(Entries taken from a collection)

* * * * * * * * *

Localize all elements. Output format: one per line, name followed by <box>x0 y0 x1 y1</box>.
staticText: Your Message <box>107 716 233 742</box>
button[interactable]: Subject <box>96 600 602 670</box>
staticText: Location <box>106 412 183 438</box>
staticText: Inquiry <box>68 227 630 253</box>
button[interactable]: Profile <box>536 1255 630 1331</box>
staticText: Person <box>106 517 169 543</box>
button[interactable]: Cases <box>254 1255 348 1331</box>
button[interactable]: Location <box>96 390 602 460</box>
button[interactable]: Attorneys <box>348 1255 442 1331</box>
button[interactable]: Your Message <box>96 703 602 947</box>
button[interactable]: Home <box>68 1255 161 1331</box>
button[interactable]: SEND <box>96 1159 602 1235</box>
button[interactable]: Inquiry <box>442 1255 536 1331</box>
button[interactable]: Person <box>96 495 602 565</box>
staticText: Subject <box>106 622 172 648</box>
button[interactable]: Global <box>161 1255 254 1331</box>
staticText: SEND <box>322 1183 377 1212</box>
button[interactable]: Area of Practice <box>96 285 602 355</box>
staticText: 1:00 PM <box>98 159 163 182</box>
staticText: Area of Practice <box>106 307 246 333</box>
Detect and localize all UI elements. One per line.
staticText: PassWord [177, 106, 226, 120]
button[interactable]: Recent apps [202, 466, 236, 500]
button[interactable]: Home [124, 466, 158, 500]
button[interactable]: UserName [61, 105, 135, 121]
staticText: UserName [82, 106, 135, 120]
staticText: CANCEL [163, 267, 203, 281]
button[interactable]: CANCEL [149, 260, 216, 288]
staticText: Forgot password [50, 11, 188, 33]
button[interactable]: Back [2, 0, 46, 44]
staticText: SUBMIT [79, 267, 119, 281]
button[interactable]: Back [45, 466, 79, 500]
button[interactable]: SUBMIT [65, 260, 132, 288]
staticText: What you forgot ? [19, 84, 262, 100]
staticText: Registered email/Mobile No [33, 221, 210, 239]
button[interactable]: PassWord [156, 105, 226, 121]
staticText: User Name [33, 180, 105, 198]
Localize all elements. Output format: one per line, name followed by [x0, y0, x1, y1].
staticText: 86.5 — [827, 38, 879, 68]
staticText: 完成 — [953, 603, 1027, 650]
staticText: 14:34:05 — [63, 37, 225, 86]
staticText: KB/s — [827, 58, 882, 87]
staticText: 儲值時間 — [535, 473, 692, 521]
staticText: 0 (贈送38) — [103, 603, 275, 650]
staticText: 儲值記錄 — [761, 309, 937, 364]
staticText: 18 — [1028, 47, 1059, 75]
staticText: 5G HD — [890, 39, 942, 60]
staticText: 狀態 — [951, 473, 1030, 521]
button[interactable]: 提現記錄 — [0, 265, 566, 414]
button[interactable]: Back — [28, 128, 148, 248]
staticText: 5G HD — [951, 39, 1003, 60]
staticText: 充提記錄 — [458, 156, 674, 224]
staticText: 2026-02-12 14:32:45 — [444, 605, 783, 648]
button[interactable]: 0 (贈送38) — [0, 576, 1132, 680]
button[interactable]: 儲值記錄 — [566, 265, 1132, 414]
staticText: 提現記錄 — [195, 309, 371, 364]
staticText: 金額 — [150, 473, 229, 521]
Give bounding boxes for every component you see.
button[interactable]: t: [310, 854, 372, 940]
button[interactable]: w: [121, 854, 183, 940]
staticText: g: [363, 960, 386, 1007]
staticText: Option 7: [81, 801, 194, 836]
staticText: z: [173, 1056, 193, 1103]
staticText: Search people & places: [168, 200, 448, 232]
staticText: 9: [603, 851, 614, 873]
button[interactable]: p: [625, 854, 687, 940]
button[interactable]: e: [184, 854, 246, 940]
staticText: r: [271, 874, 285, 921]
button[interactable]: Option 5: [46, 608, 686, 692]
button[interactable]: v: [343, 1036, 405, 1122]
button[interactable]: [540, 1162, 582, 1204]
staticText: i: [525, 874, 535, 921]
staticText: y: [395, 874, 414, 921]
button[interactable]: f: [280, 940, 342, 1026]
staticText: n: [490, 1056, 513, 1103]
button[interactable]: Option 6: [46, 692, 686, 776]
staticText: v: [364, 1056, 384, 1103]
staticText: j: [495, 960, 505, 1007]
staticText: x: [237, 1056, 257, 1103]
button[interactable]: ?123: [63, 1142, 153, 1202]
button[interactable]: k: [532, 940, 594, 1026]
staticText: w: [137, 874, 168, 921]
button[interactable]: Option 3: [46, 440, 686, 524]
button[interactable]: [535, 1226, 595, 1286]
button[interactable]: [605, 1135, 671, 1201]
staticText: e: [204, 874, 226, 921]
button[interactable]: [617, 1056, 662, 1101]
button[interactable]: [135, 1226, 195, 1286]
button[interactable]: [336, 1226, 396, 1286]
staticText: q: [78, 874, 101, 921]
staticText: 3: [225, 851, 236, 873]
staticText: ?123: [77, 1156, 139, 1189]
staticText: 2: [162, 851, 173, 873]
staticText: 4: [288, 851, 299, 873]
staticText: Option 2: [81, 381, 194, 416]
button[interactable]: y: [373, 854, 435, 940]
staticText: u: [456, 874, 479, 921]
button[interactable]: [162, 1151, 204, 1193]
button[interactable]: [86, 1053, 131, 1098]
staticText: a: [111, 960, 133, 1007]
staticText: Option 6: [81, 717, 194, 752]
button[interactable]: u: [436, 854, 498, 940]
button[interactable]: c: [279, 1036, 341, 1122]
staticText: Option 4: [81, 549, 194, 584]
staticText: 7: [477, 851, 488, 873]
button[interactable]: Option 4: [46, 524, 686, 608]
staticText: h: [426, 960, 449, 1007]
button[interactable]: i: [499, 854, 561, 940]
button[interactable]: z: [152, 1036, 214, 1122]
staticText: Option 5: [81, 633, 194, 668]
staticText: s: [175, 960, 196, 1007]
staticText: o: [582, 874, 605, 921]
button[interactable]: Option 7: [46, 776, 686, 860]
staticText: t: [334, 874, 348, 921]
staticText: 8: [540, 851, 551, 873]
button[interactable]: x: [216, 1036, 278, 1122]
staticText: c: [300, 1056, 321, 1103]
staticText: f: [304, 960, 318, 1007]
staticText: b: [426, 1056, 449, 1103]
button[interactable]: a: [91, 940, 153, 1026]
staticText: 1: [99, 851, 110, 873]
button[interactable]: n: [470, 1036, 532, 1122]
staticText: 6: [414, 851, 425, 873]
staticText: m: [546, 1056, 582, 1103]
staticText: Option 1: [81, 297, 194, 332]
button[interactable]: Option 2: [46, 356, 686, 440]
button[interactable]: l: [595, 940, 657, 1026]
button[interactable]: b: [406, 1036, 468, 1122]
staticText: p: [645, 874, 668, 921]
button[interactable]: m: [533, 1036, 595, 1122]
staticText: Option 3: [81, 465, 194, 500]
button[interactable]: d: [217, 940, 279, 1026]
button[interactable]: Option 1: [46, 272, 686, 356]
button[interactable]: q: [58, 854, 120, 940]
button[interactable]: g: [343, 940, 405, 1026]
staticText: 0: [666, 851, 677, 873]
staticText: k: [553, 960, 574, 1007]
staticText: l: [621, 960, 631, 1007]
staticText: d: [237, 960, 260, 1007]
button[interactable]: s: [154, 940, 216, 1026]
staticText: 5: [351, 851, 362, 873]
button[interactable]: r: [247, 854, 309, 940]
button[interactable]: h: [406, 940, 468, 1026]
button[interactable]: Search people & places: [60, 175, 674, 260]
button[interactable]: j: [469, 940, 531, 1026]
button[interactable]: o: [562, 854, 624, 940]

* * * * * * * * *

▸ DIRECTIONS:
Pull every line out of the items above and write each one again word for word.

▸ THE RESPONSE:
Localize all elements. Output format: one per line, name followed by <box>x0 y0 x1 y1</box>.
staticText: Your Message <box>107 716 233 742</box>
button[interactable]: Subject <box>96 600 602 670</box>
staticText: Location <box>106 412 183 438</box>
staticText: Inquiry <box>68 227 630 253</box>
button[interactable]: Profile <box>536 1255 630 1331</box>
staticText: Person <box>106 517 169 543</box>
button[interactable]: Cases <box>254 1255 348 1331</box>
button[interactable]: Location <box>96 390 602 460</box>
button[interactable]: Attorneys <box>348 1255 442 1331</box>
button[interactable]: Your Message <box>96 703 602 947</box>
button[interactable]: Home <box>68 1255 161 1331</box>
button[interactable]: SEND <box>96 1159 602 1235</box>
button[interactable]: Inquiry <box>442 1255 536 1331</box>
button[interactable]: Person <box>96 495 602 565</box>
staticText: Subject <box>106 622 172 648</box>
button[interactable]: Global <box>161 1255 254 1331</box>
staticText: SEND <box>322 1183 377 1212</box>
button[interactable]: Area of Practice <box>96 285 602 355</box>
staticText: 1:00 PM <box>98 159 163 182</box>
staticText: Area of Practice <box>106 307 246 333</box>
Detect and localize all UI elements. One per line.
staticText: PassWord [177, 106, 226, 120]
button[interactable]: Recent apps [202, 466, 236, 500]
button[interactable]: Home [124, 466, 158, 500]
button[interactable]: UserName [61, 105, 135, 121]
staticText: UserName [82, 106, 135, 120]
staticText: CANCEL [163, 267, 203, 281]
button[interactable]: CANCEL [149, 260, 216, 288]
staticText: Forgot password [50, 11, 188, 33]
button[interactable]: Back [2, 0, 46, 44]
staticText: SUBMIT [79, 267, 119, 281]
button[interactable]: Back [45, 466, 79, 500]
button[interactable]: SUBMIT [65, 260, 132, 288]
staticText: What you forgot ? [19, 84, 262, 100]
staticText: Registered email/Mobile No [33, 221, 210, 239]
button[interactable]: PassWord [156, 105, 226, 121]
staticText: User Name [33, 180, 105, 198]
Localize all elements. Output format: one per line, name followed by [x0, y0, x1, y1].
staticText: 86.5 — [827, 38, 879, 68]
staticText: 完成 — [953, 603, 1027, 650]
staticText: 14:34:05 — [63, 37, 225, 86]
staticText: KB/s — [827, 58, 882, 87]
staticText: 儲值時間 — [535, 473, 692, 521]
staticText: 0 (贈送38) — [103, 603, 275, 650]
staticText: 儲值記錄 — [761, 309, 937, 364]
staticText: 18 — [1028, 47, 1059, 75]
staticText: 5G HD — [890, 39, 942, 60]
staticText: 狀態 — [951, 473, 1030, 521]
button[interactable]: 提現記錄 — [0, 265, 566, 414]
button[interactable]: Back — [28, 128, 148, 248]
staticText: 5G HD — [951, 39, 1003, 60]
staticText: 充提記錄 — [458, 156, 674, 224]
staticText: 2026-02-12 14:32:45 — [444, 605, 783, 648]
button[interactable]: 0 (贈送38) — [0, 576, 1132, 680]
button[interactable]: 儲值記錄 — [566, 265, 1132, 414]
staticText: 提現記錄 — [195, 309, 371, 364]
staticText: 金額 — [150, 473, 229, 521]
Give bounding boxes for every component you see.
button[interactable]: t: [310, 854, 372, 940]
button[interactable]: w: [121, 854, 183, 940]
staticText: g: [363, 960, 386, 1007]
staticText: Option 7: [81, 801, 194, 836]
staticText: z: [173, 1056, 193, 1103]
staticText: Search people & places: [168, 200, 448, 232]
staticText: 9: [603, 851, 614, 873]
button[interactable]: p: [625, 854, 687, 940]
button[interactable]: e: [184, 854, 246, 940]
staticText: r: [271, 874, 285, 921]
button[interactable]: Option 5: [46, 608, 686, 692]
button[interactable]: v: [343, 1036, 405, 1122]
button[interactable]: [540, 1162, 582, 1204]
staticText: i: [525, 874, 535, 921]
staticText: y: [395, 874, 414, 921]
button[interactable]: f: [280, 940, 342, 1026]
staticText: n: [490, 1056, 513, 1103]
button[interactable]: Option 6: [46, 692, 686, 776]
staticText: v: [364, 1056, 384, 1103]
staticText: j: [495, 960, 505, 1007]
staticText: x: [237, 1056, 257, 1103]
button[interactable]: ?123: [63, 1142, 153, 1202]
button[interactable]: k: [532, 940, 594, 1026]
staticText: w: [137, 874, 168, 921]
button[interactable]: Option 3: [46, 440, 686, 524]
button[interactable]: [535, 1226, 595, 1286]
button[interactable]: [605, 1135, 671, 1201]
staticText: e: [204, 874, 226, 921]
button[interactable]: [617, 1056, 662, 1101]
button[interactable]: [135, 1226, 195, 1286]
button[interactable]: [336, 1226, 396, 1286]
staticText: q: [78, 874, 101, 921]
staticText: 3: [225, 851, 236, 873]
staticText: ?123: [77, 1156, 139, 1189]
staticText: 2: [162, 851, 173, 873]
staticText: 4: [288, 851, 299, 873]
staticText: Option 2: [81, 381, 194, 416]
button[interactable]: y: [373, 854, 435, 940]
staticText: u: [456, 874, 479, 921]
button[interactable]: [162, 1151, 204, 1193]
button[interactable]: [86, 1053, 131, 1098]
staticText: a: [111, 960, 133, 1007]
staticText: Option 6: [81, 717, 194, 752]
button[interactable]: u: [436, 854, 498, 940]
button[interactable]: c: [279, 1036, 341, 1122]
staticText: Option 4: [81, 549, 194, 584]
staticText: 7: [477, 851, 488, 873]
button[interactable]: Option 4: [46, 524, 686, 608]
staticText: h: [426, 960, 449, 1007]
button[interactable]: i: [499, 854, 561, 940]
button[interactable]: z: [152, 1036, 214, 1122]
staticText: Option 5: [81, 633, 194, 668]
staticText: s: [175, 960, 196, 1007]
staticText: o: [582, 874, 605, 921]
button[interactable]: Option 7: [46, 776, 686, 860]
staticText: t: [334, 874, 348, 921]
staticText: 8: [540, 851, 551, 873]
button[interactable]: x: [216, 1036, 278, 1122]
staticText: c: [300, 1056, 321, 1103]
staticText: f: [304, 960, 318, 1007]
staticText: b: [426, 1056, 449, 1103]
button[interactable]: a: [91, 940, 153, 1026]
staticText: 1: [99, 851, 110, 873]
button[interactable]: n: [470, 1036, 532, 1122]
staticText: 6: [414, 851, 425, 873]
staticText: m: [546, 1056, 582, 1103]
staticText: Option 1: [81, 297, 194, 332]
button[interactable]: Option 2: [46, 356, 686, 440]
button[interactable]: l: [595, 940, 657, 1026]
button[interactable]: b: [406, 1036, 468, 1122]
staticText: p: [645, 874, 668, 921]
button[interactable]: m: [533, 1036, 595, 1122]
staticText: Option 3: [81, 465, 194, 500]
button[interactable]: d: [217, 940, 279, 1026]
button[interactable]: Option 1: [46, 272, 686, 356]
button[interactable]: q: [58, 854, 120, 940]
button[interactable]: g: [343, 940, 405, 1026]
staticText: 0: [666, 851, 677, 873]
staticText: k: [553, 960, 574, 1007]
staticText: l: [621, 960, 631, 1007]
staticText: d: [237, 960, 260, 1007]
button[interactable]: s: [154, 940, 216, 1026]
staticText: 5: [351, 851, 362, 873]
button[interactable]: r: [247, 854, 309, 940]
button[interactable]: h: [406, 940, 468, 1026]
button[interactable]: Search people & places: [60, 175, 674, 260]
button[interactable]: j: [469, 940, 531, 1026]
button[interactable]: o: [562, 854, 624, 940]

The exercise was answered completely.